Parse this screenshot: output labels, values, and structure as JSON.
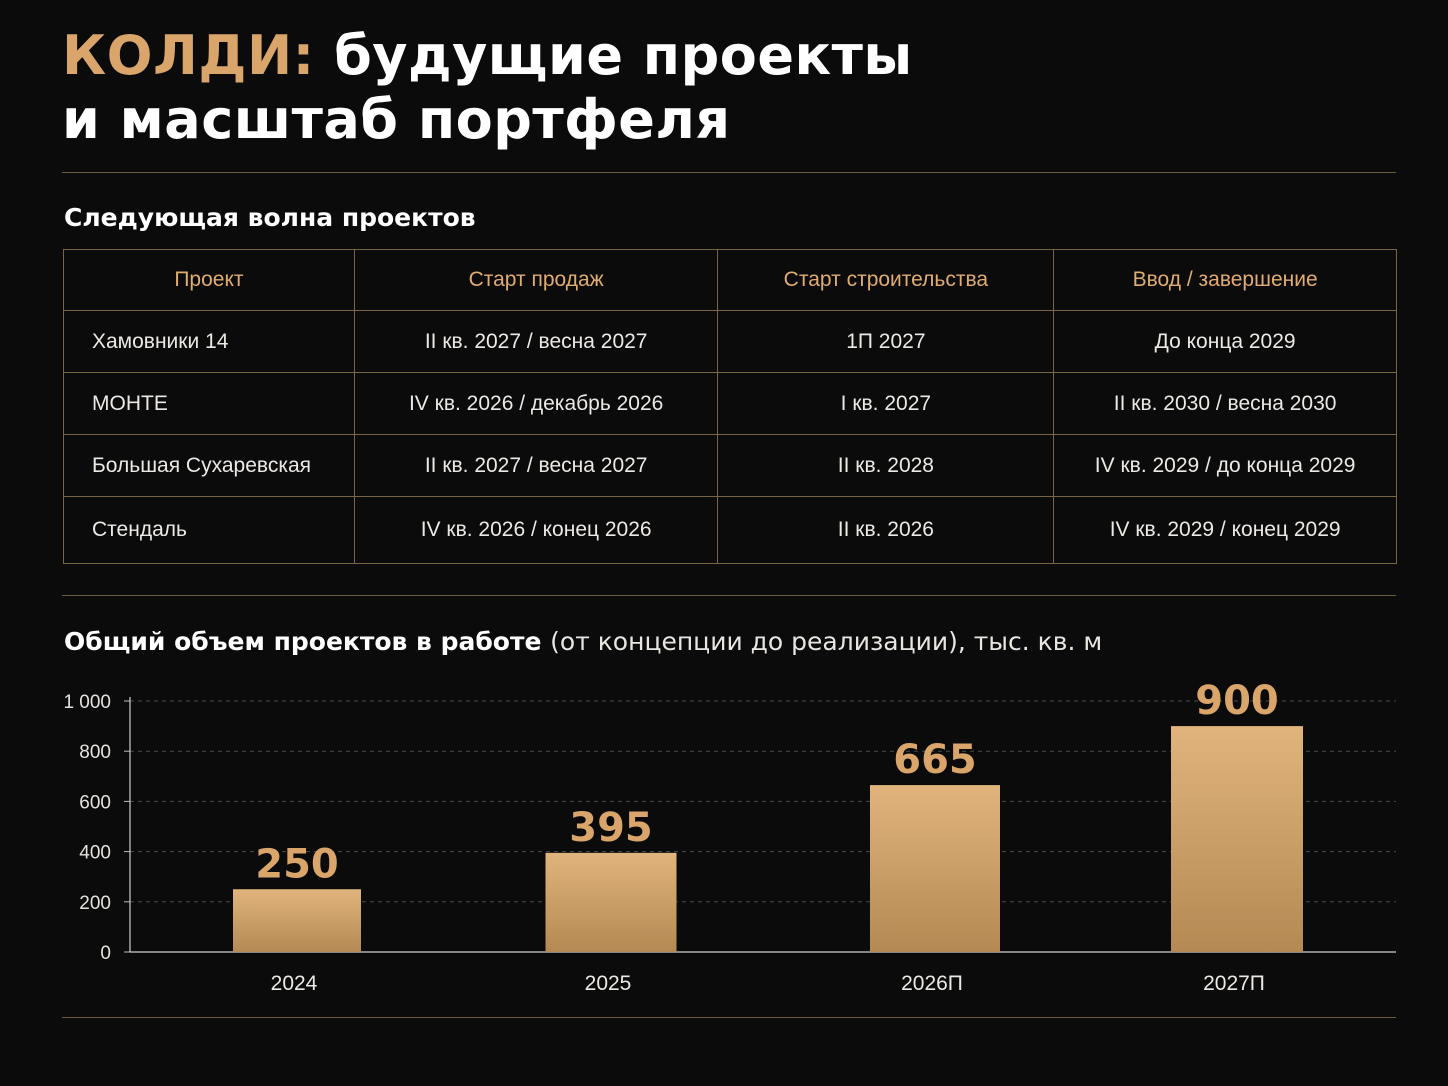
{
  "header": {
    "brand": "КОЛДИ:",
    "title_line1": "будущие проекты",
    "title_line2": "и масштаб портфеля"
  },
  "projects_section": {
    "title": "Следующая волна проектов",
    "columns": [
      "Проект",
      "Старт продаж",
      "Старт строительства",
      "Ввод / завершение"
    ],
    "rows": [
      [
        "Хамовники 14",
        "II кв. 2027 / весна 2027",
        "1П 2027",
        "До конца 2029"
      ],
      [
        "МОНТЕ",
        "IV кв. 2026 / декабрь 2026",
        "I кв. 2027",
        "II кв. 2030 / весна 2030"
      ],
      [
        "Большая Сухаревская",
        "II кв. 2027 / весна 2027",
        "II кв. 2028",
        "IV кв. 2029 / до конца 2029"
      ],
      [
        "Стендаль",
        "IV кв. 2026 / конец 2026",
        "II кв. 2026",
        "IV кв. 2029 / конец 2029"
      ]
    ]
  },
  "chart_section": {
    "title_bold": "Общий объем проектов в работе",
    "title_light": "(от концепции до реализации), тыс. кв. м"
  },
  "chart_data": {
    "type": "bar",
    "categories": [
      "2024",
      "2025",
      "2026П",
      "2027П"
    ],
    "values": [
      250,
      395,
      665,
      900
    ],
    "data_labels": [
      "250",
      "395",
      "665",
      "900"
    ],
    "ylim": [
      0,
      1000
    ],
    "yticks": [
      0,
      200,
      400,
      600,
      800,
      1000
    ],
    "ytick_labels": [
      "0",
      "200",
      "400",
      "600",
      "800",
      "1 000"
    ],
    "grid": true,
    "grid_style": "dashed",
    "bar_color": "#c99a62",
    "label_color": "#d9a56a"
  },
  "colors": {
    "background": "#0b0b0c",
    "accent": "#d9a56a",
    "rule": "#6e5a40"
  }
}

==================================================

• _To be done_: Drop the pictures and reproduce the rest of the entries above exactly.

• _Solution for this task_:
Parse this screenshot: output labels, values, and structure as JSON.
{
  "header": {
    "brand": "КОЛДИ:",
    "title_line1": "будущие проекты",
    "title_line2": "и масштаб портфеля"
  },
  "projects_section": {
    "title": "Следующая волна проектов",
    "columns": [
      "Проект",
      "Старт продаж",
      "Старт строительства",
      "Ввод / завершение"
    ],
    "rows": [
      [
        "Хамовники 14",
        "II кв. 2027 / весна 2027",
        "1П 2027",
        "До конца 2029"
      ],
      [
        "МОНТЕ",
        "IV кв. 2026 / декабрь 2026",
        "I кв. 2027",
        "II кв. 2030 / весна 2030"
      ],
      [
        "Большая Сухаревская",
        "II кв. 2027 / весна 2027",
        "II кв. 2028",
        "IV кв. 2029 / до конца 2029"
      ],
      [
        "Стендаль",
        "IV кв. 2026 / конец 2026",
        "II кв. 2026",
        "IV кв. 2029 / конец 2029"
      ]
    ]
  },
  "chart_section": {
    "title_bold": "Общий объем проектов в работе",
    "title_light": "(от концепции до реализации), тыс. кв. м"
  },
  "chart_data": {
    "type": "bar",
    "categories": [
      "2024",
      "2025",
      "2026П",
      "2027П"
    ],
    "values": [
      250,
      395,
      665,
      900
    ],
    "data_labels": [
      "250",
      "395",
      "665",
      "900"
    ],
    "ylim": [
      0,
      1000
    ],
    "yticks": [
      0,
      200,
      400,
      600,
      800,
      1000
    ],
    "ytick_labels": [
      "0",
      "200",
      "400",
      "600",
      "800",
      "1 000"
    ],
    "grid": true,
    "grid_style": "dashed",
    "bar_color": "#c99a62",
    "label_color": "#d9a56a"
  },
  "colors": {
    "background": "#0b0b0c",
    "accent": "#d9a56a",
    "rule": "#6e5a40"
  }
}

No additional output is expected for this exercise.